Instructions to follow: Copy out every line that contains the word "odpadu".
+++ Record extracts +++
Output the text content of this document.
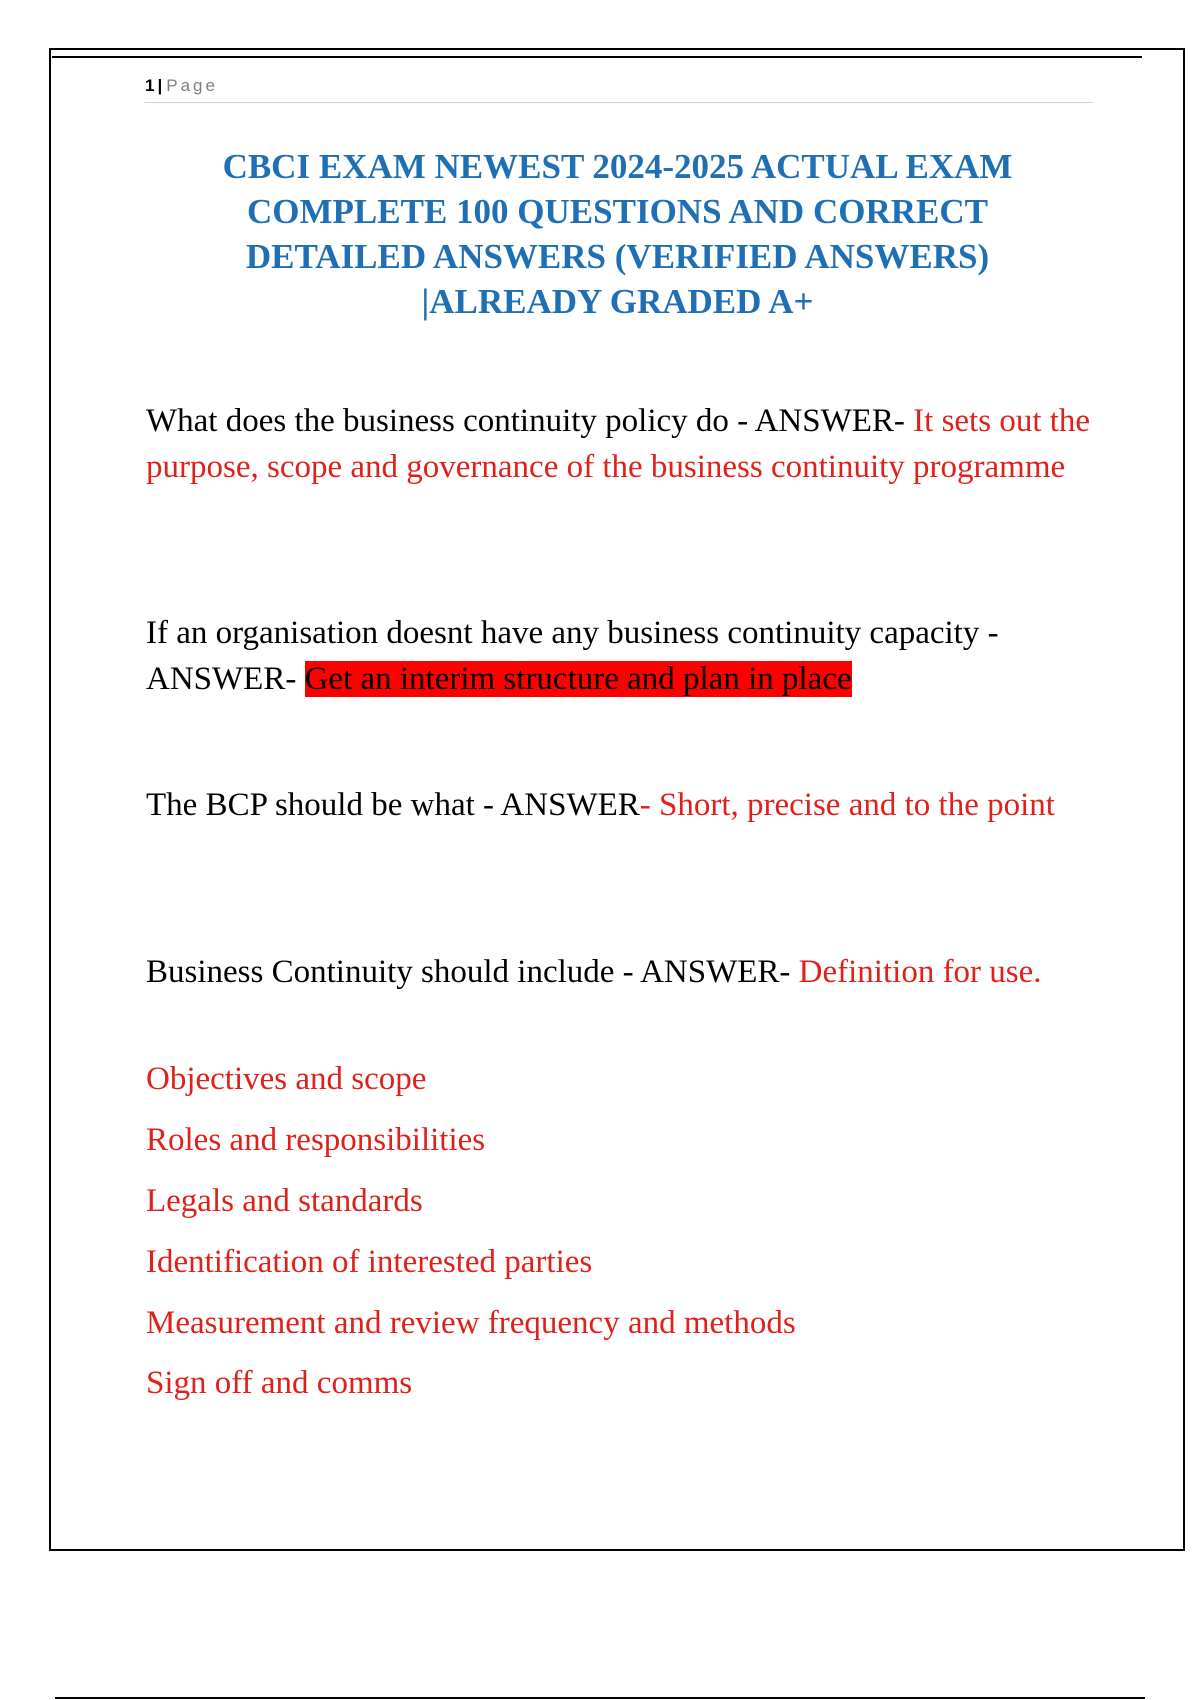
1 | Page
CBCI EXAM NEWEST 2024-2025 ACTUAL EXAM
COMPLETE 100 QUESTIONS AND CORRECT
DETAILED ANSWERS (VERIFIED ANSWERS)
|ALREADY GRADED A+

What does the business continuity policy do - ANSWER- It sets out the purpose, scope and governance of the business continuity programme

If an organisation doesnt have any business continuity capacity - ANSWER- Get an interim structure and plan in place

The BCP should be what - ANSWER- Short, precise and to the point

Business Continuity should include - ANSWER- Definition for use.

Objectives and scope

Roles and responsibilities

Legals and standards

Identification of interested parties

Measurement and review frequency and methods

Sign off and comms
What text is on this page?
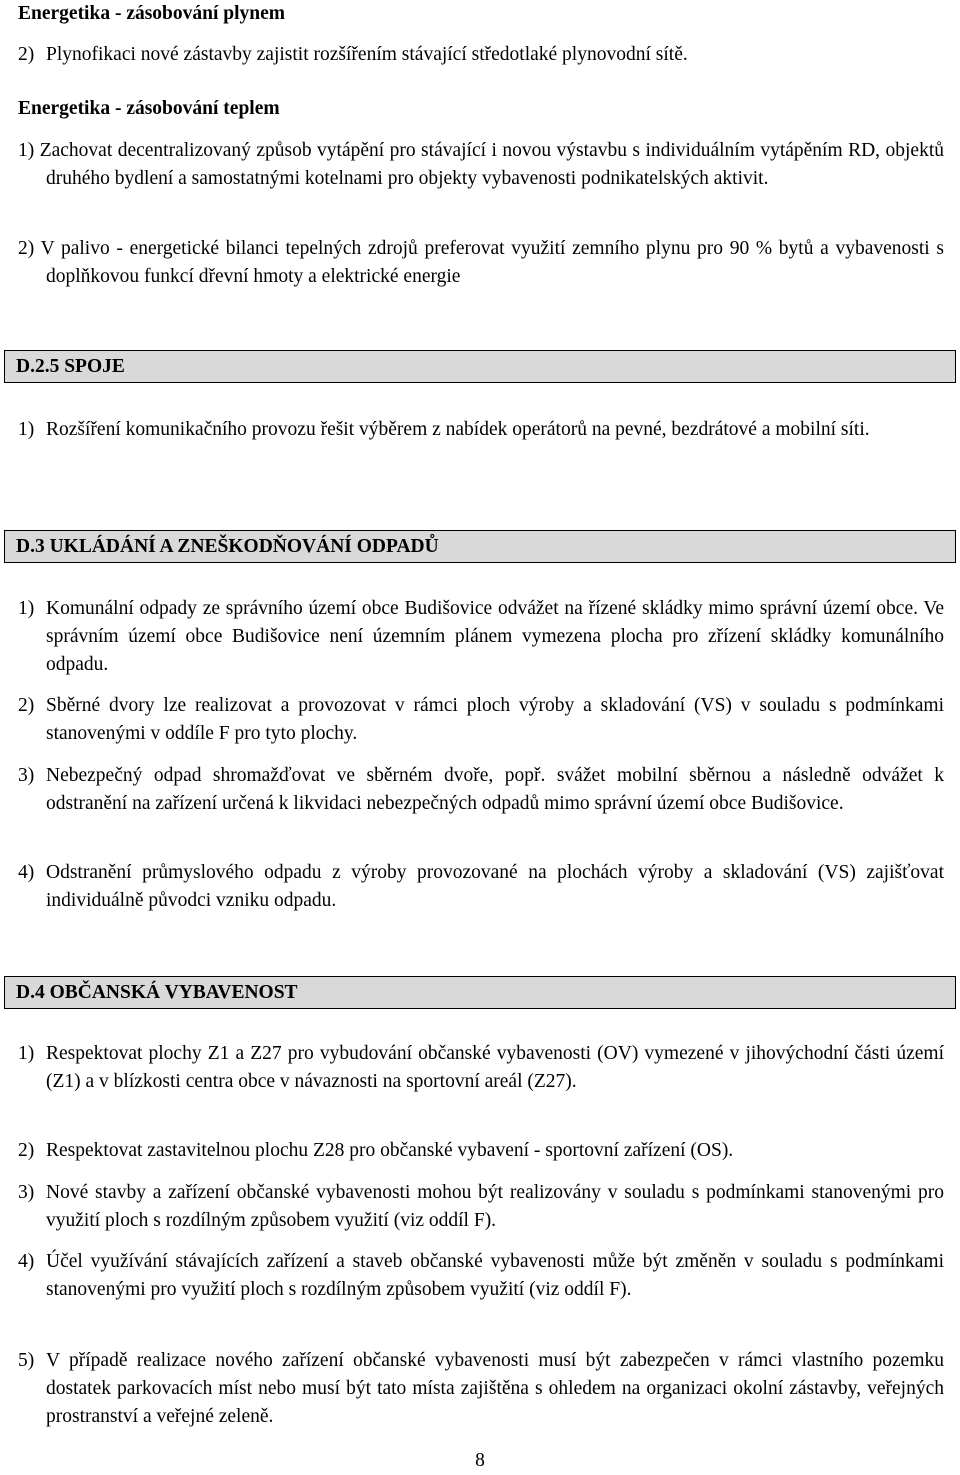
Energetika - zásobování plynem
2) Plynofikaci nové zástavby zajistit rozšířením stávající středotlaké plynovodní sítě.
Energetika - zásobování teplem
1) Zachovat decentralizovaný způsob vytápění pro stávající i novou výstavbu s individuálním vytápěním RD, objektů druhého bydlení a samostatnými kotelnami pro objekty vybavenosti podnikatelských aktivit.
2) V palivo - energetické bilanci tepelných zdrojů preferovat využití zemního plynu pro 90 % bytů a vybavenosti s doplňkovou funkcí dřevní hmoty a elektrické energie
D.2.5 SPOJE
1) Rozšíření komunikačního provozu řešit výběrem z nabídek operátorů na pevné, bezdrátové a mobilní síti.
D.3 UKLÁDÁNÍ A ZNEŠKODŇOVÁNÍ ODPADŮ
1) Komunální odpady ze správního území obce Budišovice odvážet na řízené skládky mimo správní území obce. Ve správním území obce Budišovice není územním plánem vymezena plocha pro zřízení skládky komunálního odpadu.
2) Sběrné dvory lze realizovat a provozovat v rámci ploch výroby a skladování (VS) v souladu s podmínkami stanovenými v oddíle F pro tyto plochy.
3) Nebezpečný odpad shromažďovat ve sběrném dvoře, popř. svážet mobilní sběrnou a následně odvážet k odstranění na zařízení určená k likvidaci nebezpečných odpadů mimo správní území obce Budišovice.
4) Odstranění průmyslového odpadu z výroby provozované na plochách výroby a skladování (VS) zajišťovat individuálně původci vzniku odpadu.
D.4 OBČANSKÁ VYBAVENOST
1) Respektovat plochy Z1 a Z27 pro vybudování občanské vybavenosti (OV) vymezené v jihovýchodní části území (Z1) a v blízkosti centra obce v návaznosti na sportovní areál (Z27).
2) Respektovat zastavitelnou plochu Z28 pro občanské vybavení - sportovní zařízení (OS).
3) Nové stavby a zařízení občanské vybavenosti mohou být realizovány v souladu s podmínkami stanovenými pro využití ploch s rozdílným způsobem využití (viz oddíl F).
4) Účel využívání stávajících zařízení a staveb občanské vybavenosti může být změněn v souladu s podmínkami stanovenými pro využití ploch s rozdílným způsobem využití (viz oddíl F).
5) V případě realizace nového zařízení občanské vybavenosti musí být zabezpečen v rámci vlastního pozemku dostatek parkovacích míst nebo musí být tato místa zajištěna s ohledem na organizaci okolní zástavby, veřejných prostranství a veřejné zeleně.
8
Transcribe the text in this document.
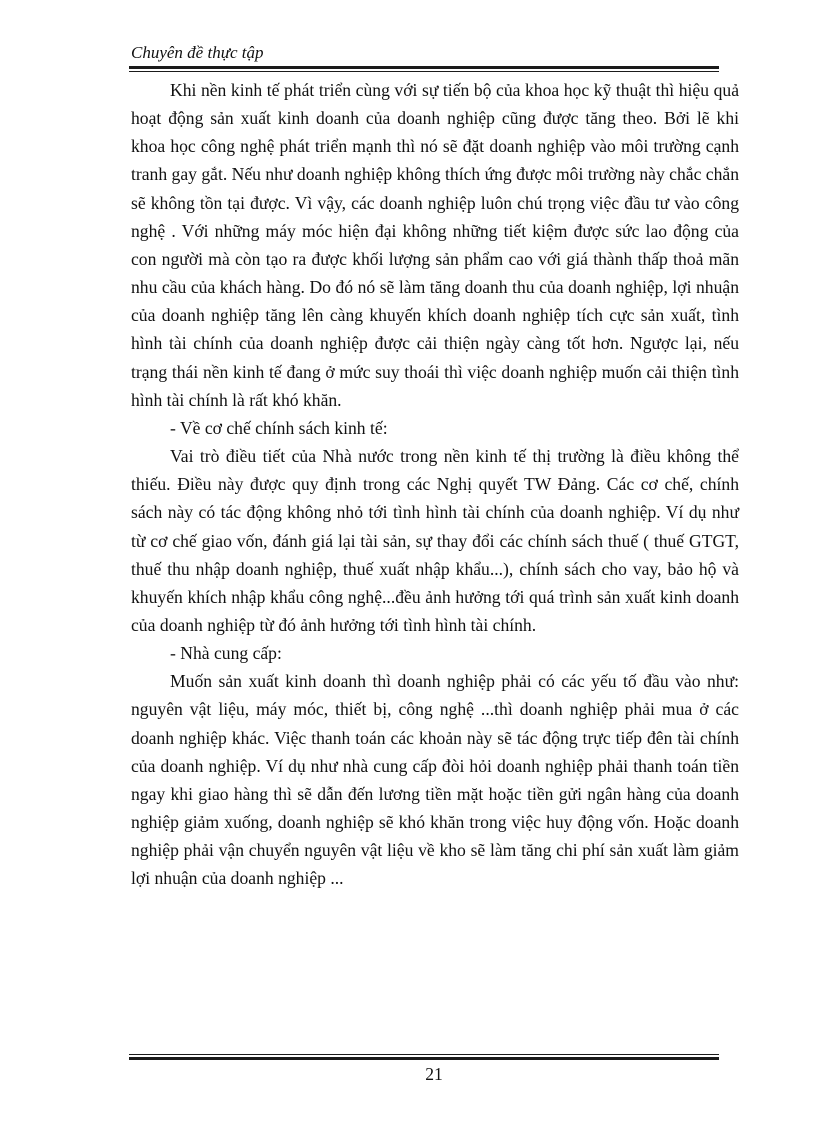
Chuyên đề thực tập

Khi nền kinh tế phát triển cùng với sự tiến bộ của khoa học kỹ thuật thì hiệu quả hoạt động sản xuất kinh doanh của doanh nghiệp cũng được tăng theo. Bởi lẽ khi khoa học công nghệ phát triển mạnh thì nó sẽ đặt doanh nghiệp vào môi trường cạnh tranh gay gắt. Nếu như doanh nghiệp không thích ứng được môi trường này chắc chắn sẽ không tồn tại được. Vì vậy, các doanh nghiệp luôn chú trọng việc đầu tư vào công nghệ . Với những máy móc hiện đại không những tiết kiệm được sức lao động của con người mà còn tạo ra được khối lượng sản phẩm cao với giá thành thấp thoả mãn nhu cầu của khách hàng. Do đó nó sẽ làm tăng doanh thu của doanh nghiệp, lợi nhuận của doanh nghiệp tăng lên càng khuyến khích doanh nghiệp tích cực sản xuất, tình hình tài chính của doanh nghiệp được cải thiện ngày càng tốt hơn. Ngược lại, nếu trạng thái nền kinh tế đang ở mức suy thoái thì việc doanh nghiệp muốn cải thiện tình hình tài chính là rất khó khăn.

- Về cơ chế chính sách kinh tế:

Vai trò điều tiết của Nhà nước trong nền kinh tế thị trường là điều không thể thiếu. Điều này được quy định trong các Nghị quyết TW Đảng. Các cơ chế, chính sách này có tác động không nhỏ tới tình hình tài chính của doanh nghiệp. Ví dụ như từ cơ chế giao vốn, đánh giá lại tài sản, sự thay đổi các chính sách thuế ( thuế GTGT, thuế thu nhập doanh nghiệp, thuế xuất nhập khẩu...), chính sách cho vay, bảo hộ và khuyến khích nhập khẩu công nghệ...đều ảnh hưởng tới quá trình sản xuất kinh doanh của doanh nghiệp từ đó ảnh hưởng tới tình hình tài chính.

- Nhà cung cấp:

Muốn sản xuất kinh doanh thì doanh nghiệp phải có các yếu tố đầu vào như: nguyên vật liệu, máy móc, thiết bị, công nghệ ...thì doanh nghiệp phải mua ở các doanh nghiệp khác. Việc thanh toán các khoản này sẽ tác động trực tiếp đên tài chính của doanh nghiệp. Ví dụ như nhà cung cấp đòi hỏi doanh nghiệp phải thanh toán tiền ngay khi giao hàng thì sẽ dẫn đến lương tiền mặt hoặc tiền gửi ngân hàng của doanh nghiệp giảm xuống, doanh nghiệp sẽ khó khăn trong việc huy động vốn. Hoặc doanh nghiệp phải vận chuyển nguyên vật liệu về kho sẽ làm tăng chi phí sản xuất làm giảm lợi nhuận của doanh nghiệp ...

21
+++
Answer to the exercise:
1) Komunální odpady ze správního území obce Budišovice odvážet na řízené skládky mimo správní území obce. Ve správním území obce Budišovice není územním plánem vymezena plocha pro zřízení skládky komunálního odpadu.
4) Odstranění průmyslového odpadu z výroby provozované na plochách výroby a skladování (VS) zajišťovat individuálně původci vzniku odpadu.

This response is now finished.